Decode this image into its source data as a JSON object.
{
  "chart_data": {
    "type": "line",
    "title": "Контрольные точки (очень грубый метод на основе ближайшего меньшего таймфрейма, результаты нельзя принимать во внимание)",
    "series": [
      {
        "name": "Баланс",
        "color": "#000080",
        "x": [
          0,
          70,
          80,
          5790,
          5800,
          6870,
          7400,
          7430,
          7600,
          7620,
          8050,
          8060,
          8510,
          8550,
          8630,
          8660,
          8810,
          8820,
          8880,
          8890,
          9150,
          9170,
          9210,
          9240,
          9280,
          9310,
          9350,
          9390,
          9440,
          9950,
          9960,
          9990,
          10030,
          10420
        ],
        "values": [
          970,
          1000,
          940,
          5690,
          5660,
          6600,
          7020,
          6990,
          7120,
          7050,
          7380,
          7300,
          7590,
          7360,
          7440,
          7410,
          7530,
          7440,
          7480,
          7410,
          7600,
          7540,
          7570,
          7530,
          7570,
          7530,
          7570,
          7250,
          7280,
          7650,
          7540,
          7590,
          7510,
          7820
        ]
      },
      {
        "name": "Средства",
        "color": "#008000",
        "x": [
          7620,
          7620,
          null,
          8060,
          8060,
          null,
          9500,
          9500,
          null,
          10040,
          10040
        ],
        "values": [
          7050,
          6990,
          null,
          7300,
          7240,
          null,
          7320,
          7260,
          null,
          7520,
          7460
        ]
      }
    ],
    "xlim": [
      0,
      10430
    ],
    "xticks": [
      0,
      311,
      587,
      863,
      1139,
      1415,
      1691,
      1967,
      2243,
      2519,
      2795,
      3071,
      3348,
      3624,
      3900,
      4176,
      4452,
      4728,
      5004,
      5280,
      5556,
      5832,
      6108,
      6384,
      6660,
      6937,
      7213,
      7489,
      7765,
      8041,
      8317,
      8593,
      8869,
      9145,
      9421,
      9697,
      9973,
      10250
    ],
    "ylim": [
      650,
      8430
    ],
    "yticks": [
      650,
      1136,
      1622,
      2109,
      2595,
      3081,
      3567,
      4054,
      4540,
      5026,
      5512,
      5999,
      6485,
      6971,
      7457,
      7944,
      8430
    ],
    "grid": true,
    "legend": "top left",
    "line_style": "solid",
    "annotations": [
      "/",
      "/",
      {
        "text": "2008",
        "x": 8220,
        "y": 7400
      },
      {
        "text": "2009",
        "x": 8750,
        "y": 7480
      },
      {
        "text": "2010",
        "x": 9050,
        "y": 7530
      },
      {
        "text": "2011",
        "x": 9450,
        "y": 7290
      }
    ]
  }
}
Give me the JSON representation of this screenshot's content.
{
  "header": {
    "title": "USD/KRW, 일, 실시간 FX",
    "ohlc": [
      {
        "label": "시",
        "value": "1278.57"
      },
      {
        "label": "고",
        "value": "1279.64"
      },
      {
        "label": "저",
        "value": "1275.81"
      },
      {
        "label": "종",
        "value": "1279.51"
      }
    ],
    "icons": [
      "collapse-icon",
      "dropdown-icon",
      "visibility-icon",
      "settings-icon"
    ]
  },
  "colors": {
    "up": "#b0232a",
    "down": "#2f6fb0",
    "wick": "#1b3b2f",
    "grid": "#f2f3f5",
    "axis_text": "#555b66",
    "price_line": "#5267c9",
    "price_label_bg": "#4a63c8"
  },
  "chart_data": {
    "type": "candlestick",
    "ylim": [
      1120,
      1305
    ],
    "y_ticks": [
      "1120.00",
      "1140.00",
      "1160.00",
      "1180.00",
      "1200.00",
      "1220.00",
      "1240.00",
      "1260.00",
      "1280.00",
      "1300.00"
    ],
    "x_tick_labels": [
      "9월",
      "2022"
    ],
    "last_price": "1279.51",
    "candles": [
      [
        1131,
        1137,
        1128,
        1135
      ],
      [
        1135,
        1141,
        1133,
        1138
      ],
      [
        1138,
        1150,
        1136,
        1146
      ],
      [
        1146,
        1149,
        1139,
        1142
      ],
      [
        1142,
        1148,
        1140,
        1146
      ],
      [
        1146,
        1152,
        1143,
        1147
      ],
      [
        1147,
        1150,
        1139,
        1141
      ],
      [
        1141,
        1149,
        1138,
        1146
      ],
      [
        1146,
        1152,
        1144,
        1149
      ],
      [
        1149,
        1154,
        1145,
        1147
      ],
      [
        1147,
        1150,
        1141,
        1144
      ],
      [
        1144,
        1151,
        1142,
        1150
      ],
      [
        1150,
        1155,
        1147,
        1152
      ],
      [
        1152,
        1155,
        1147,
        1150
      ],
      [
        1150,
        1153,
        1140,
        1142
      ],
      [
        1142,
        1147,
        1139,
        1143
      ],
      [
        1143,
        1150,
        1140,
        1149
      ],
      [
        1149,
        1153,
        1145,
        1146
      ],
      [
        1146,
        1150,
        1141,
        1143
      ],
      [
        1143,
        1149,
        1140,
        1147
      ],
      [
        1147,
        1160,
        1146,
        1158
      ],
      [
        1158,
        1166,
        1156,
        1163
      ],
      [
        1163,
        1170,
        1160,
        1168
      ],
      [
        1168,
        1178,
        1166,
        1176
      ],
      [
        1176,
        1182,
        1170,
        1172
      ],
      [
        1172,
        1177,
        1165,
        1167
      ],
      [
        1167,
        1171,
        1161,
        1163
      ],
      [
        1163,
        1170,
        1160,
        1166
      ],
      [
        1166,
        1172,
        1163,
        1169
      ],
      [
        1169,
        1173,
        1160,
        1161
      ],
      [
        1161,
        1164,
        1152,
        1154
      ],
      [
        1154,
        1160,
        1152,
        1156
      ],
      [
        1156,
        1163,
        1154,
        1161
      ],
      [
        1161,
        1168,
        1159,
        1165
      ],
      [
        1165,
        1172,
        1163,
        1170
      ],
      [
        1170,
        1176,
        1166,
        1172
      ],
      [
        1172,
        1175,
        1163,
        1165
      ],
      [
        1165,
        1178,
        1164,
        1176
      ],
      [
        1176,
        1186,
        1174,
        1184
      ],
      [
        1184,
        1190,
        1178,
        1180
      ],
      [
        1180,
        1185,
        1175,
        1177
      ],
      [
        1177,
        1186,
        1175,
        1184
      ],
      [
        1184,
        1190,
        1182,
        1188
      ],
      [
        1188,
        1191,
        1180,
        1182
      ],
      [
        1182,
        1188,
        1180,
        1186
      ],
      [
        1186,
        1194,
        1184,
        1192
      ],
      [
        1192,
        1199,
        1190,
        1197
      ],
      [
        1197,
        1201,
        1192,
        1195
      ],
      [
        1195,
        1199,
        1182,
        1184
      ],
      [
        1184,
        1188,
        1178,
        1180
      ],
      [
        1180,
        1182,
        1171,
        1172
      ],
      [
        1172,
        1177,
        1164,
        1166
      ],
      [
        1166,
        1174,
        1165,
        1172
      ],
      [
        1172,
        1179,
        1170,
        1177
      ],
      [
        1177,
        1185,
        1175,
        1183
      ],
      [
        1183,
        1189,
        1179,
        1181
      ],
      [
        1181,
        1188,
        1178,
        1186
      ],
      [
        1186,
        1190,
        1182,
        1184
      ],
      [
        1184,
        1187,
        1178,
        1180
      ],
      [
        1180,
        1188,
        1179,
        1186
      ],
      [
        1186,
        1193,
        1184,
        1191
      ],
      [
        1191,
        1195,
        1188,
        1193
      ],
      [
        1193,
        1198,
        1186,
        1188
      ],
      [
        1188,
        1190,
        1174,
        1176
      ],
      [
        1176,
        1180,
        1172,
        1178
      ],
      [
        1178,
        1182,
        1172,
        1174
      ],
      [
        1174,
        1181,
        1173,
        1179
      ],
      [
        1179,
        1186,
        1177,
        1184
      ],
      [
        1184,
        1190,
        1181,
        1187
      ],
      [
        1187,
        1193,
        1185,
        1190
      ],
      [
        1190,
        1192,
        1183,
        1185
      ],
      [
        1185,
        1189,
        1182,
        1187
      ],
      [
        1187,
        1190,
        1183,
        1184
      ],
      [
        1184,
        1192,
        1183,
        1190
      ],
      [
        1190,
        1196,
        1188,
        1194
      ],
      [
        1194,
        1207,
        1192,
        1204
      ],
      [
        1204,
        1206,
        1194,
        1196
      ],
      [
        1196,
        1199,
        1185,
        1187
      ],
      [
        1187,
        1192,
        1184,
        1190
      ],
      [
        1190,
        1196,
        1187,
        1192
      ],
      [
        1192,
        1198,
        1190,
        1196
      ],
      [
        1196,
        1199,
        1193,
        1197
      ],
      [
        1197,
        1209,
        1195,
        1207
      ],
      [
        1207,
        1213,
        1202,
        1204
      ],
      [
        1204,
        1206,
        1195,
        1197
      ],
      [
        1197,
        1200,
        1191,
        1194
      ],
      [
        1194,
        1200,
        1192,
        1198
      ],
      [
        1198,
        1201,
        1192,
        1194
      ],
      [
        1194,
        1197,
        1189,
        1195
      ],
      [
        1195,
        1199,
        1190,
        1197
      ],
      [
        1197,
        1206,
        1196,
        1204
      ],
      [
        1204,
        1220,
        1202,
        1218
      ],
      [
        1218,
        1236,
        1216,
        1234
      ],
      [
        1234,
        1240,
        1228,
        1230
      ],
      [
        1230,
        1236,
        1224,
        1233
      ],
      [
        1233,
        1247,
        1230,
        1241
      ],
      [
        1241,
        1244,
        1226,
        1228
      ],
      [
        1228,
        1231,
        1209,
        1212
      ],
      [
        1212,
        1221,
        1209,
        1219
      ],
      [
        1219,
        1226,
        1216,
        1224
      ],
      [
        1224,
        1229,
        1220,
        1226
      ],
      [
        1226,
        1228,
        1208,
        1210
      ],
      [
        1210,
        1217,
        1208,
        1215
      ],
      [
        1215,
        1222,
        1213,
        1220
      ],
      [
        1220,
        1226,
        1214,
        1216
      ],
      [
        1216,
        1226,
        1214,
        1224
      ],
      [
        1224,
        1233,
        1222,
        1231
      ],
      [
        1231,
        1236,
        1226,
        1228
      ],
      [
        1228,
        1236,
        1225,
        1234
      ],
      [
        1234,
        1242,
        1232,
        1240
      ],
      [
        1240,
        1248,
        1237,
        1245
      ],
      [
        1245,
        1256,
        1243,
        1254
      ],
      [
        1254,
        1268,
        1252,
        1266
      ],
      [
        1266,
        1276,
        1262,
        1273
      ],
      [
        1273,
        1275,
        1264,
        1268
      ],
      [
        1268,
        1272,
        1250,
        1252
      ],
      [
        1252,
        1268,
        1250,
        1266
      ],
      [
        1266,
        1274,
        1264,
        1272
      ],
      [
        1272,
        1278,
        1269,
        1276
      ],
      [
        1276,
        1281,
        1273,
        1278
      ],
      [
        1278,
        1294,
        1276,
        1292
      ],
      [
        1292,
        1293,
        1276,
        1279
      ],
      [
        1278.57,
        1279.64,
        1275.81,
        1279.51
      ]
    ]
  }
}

• • •

| GIVEN REQUEST |
Scan the records above for the string "title", then report every line that contains it.

| OUTPUT OF THE TASK |
    "title": "Контрольные точки (очень грубый метод на основе ближайшего меньшего таймфрейма, результаты нельзя принимать во внимание)",
    "title": "USD/KRW, 일, 실시간 FX",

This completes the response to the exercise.